-- Begin Information provided --

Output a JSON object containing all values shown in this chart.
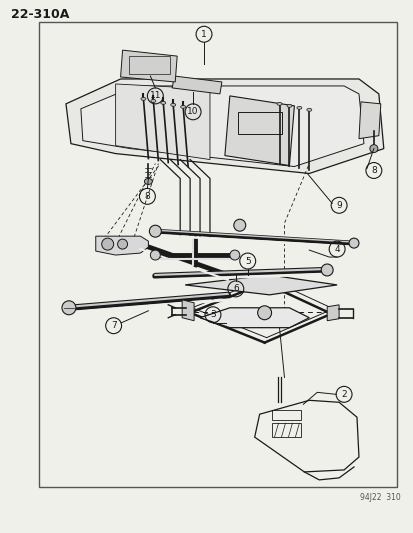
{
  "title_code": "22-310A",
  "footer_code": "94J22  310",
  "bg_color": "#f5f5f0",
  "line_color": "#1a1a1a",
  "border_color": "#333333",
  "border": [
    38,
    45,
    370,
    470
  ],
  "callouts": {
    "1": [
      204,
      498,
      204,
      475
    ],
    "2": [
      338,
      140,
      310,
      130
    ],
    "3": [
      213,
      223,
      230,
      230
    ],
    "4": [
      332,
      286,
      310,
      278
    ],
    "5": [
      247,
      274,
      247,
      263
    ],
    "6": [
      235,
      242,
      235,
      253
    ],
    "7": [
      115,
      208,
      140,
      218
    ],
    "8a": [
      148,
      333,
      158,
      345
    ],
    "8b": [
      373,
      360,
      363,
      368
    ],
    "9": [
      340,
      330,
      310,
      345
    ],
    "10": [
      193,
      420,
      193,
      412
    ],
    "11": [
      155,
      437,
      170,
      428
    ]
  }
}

-- End Information provided --
-- Begin Information provided --

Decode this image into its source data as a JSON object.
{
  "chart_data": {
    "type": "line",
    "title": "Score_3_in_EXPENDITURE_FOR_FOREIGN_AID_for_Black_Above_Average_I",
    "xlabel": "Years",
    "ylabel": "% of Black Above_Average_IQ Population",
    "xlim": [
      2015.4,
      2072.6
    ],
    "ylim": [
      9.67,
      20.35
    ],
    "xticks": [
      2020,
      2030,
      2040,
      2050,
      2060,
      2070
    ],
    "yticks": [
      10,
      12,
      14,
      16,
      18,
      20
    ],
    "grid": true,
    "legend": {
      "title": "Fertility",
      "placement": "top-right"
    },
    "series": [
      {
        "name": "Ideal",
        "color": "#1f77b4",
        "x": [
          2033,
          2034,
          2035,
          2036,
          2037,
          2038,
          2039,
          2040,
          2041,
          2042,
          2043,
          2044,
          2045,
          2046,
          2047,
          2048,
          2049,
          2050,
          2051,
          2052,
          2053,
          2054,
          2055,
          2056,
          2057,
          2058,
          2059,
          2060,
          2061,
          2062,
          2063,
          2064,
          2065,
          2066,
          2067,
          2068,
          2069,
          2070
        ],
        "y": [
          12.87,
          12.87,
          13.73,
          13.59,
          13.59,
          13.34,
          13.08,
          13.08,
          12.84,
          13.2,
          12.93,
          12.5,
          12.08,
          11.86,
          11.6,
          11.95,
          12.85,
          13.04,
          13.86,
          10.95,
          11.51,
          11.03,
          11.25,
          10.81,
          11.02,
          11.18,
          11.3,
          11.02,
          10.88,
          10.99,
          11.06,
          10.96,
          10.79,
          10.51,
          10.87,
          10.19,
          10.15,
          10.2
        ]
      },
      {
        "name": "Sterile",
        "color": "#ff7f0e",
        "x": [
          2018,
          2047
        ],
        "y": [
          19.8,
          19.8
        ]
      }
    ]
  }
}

-- End Information provided --

What is the number of lines in this listing that contain the word "JSON"? Answer with that number and nothing else.

[Worked solution] 2